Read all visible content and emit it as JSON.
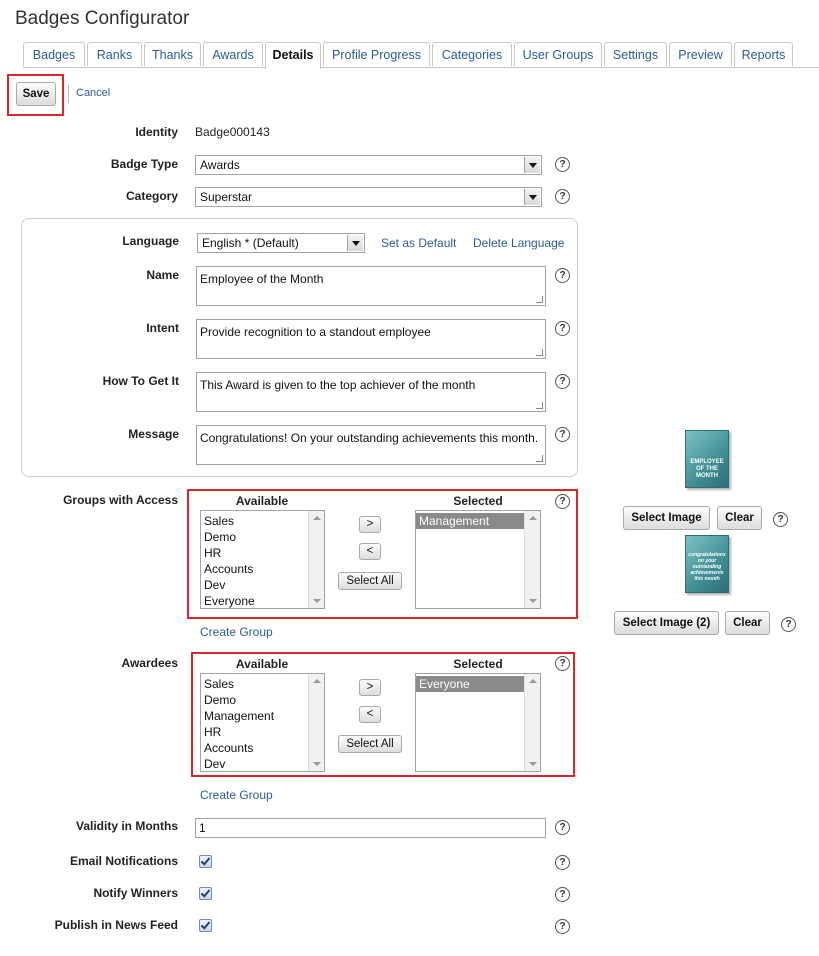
{
  "title": "Badges Configurator",
  "tabs": [
    "Badges",
    "Ranks",
    "Thanks",
    "Awards",
    "Details",
    "Profile Progress",
    "Categories",
    "User Groups",
    "Settings",
    "Preview",
    "Reports"
  ],
  "active_tab": "Details",
  "actions": {
    "save": "Save",
    "cancel": "Cancel"
  },
  "identity": {
    "label": "Identity",
    "value": "Badge000143"
  },
  "badge_type": {
    "label": "Badge Type",
    "value": "Awards"
  },
  "category": {
    "label": "Category",
    "value": "Superstar"
  },
  "language": {
    "label": "Language",
    "value": "English * (Default)",
    "set_default": "Set as Default",
    "delete": "Delete Language"
  },
  "name": {
    "label": "Name",
    "value": "Employee of the Month"
  },
  "intent": {
    "label": "Intent",
    "value": "Provide recognition to a standout employee"
  },
  "how_to_get": {
    "label": "How To Get It",
    "value": "This Award is given to the top achiever of the month"
  },
  "message": {
    "label": "Message",
    "value": "Congratulations! On your outstanding achievements this month."
  },
  "groups_access": {
    "label": "Groups with Access",
    "available_label": "Available",
    "selected_label": "Selected",
    "available": [
      "Sales",
      "Demo",
      "HR",
      "Accounts",
      "Dev",
      "Everyone"
    ],
    "selected": [
      "Management"
    ],
    "add": ">",
    "remove": "<",
    "select_all": "Select All",
    "create_group": "Create Group"
  },
  "awardees": {
    "label": "Awardees",
    "available_label": "Available",
    "selected_label": "Selected",
    "available": [
      "Sales",
      "Demo",
      "Management",
      "HR",
      "Accounts",
      "Dev"
    ],
    "selected": [
      "Everyone"
    ],
    "add": ">",
    "remove": "<",
    "select_all": "Select All",
    "create_group": "Create Group"
  },
  "image1": {
    "caption": "EMPLOYEE OF THE MONTH",
    "select": "Select Image",
    "clear": "Clear"
  },
  "image2": {
    "caption": "congratulations on your outstanding achievements this month",
    "select": "Select Image (2)",
    "clear": "Clear"
  },
  "validity": {
    "label": "Validity in Months",
    "value": "1"
  },
  "email_notifications": {
    "label": "Email Notifications",
    "checked": true
  },
  "notify_winners": {
    "label": "Notify Winners",
    "checked": true
  },
  "publish_news": {
    "label": "Publish in News Feed",
    "checked": true
  },
  "help_glyph": "?",
  "colors": {
    "link": "#2a5d96",
    "highlight_box": "#d9262b",
    "selected_option": "#8a8a8a"
  }
}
================
What this task involves
Write out the data precisely as given, excluding the pictures.

Solution to this task
Read all visible content and emit it as JSON.
{
  "title": "Badges Configurator",
  "tabs": [
    "Badges",
    "Ranks",
    "Thanks",
    "Awards",
    "Details",
    "Profile Progress",
    "Categories",
    "User Groups",
    "Settings",
    "Preview",
    "Reports"
  ],
  "active_tab": "Details",
  "actions": {
    "save": "Save",
    "cancel": "Cancel"
  },
  "identity": {
    "label": "Identity",
    "value": "Badge000143"
  },
  "badge_type": {
    "label": "Badge Type",
    "value": "Awards"
  },
  "category": {
    "label": "Category",
    "value": "Superstar"
  },
  "language": {
    "label": "Language",
    "value": "English * (Default)",
    "set_default": "Set as Default",
    "delete": "Delete Language"
  },
  "name": {
    "label": "Name",
    "value": "Employee of the Month"
  },
  "intent": {
    "label": "Intent",
    "value": "Provide recognition to a standout employee"
  },
  "how_to_get": {
    "label": "How To Get It",
    "value": "This Award is given to the top achiever of the month"
  },
  "message": {
    "label": "Message",
    "value": "Congratulations! On your outstanding achievements this month."
  },
  "groups_access": {
    "label": "Groups with Access",
    "available_label": "Available",
    "selected_label": "Selected",
    "available": [
      "Sales",
      "Demo",
      "HR",
      "Accounts",
      "Dev",
      "Everyone"
    ],
    "selected": [
      "Management"
    ],
    "add": ">",
    "remove": "<",
    "select_all": "Select All",
    "create_group": "Create Group"
  },
  "awardees": {
    "label": "Awardees",
    "available_label": "Available",
    "selected_label": "Selected",
    "available": [
      "Sales",
      "Demo",
      "Management",
      "HR",
      "Accounts",
      "Dev"
    ],
    "selected": [
      "Everyone"
    ],
    "add": ">",
    "remove": "<",
    "select_all": "Select All",
    "create_group": "Create Group"
  },
  "image1": {
    "caption": "EMPLOYEE OF THE MONTH",
    "select": "Select Image",
    "clear": "Clear"
  },
  "image2": {
    "caption": "congratulations on your outstanding achievements this month",
    "select": "Select Image (2)",
    "clear": "Clear"
  },
  "validity": {
    "label": "Validity in Months",
    "value": "1"
  },
  "email_notifications": {
    "label": "Email Notifications",
    "checked": true
  },
  "notify_winners": {
    "label": "Notify Winners",
    "checked": true
  },
  "publish_news": {
    "label": "Publish in News Feed",
    "checked": true
  },
  "help_glyph": "?",
  "colors": {
    "link": "#2a5d96",
    "highlight_box": "#d9262b",
    "selected_option": "#8a8a8a"
  }
}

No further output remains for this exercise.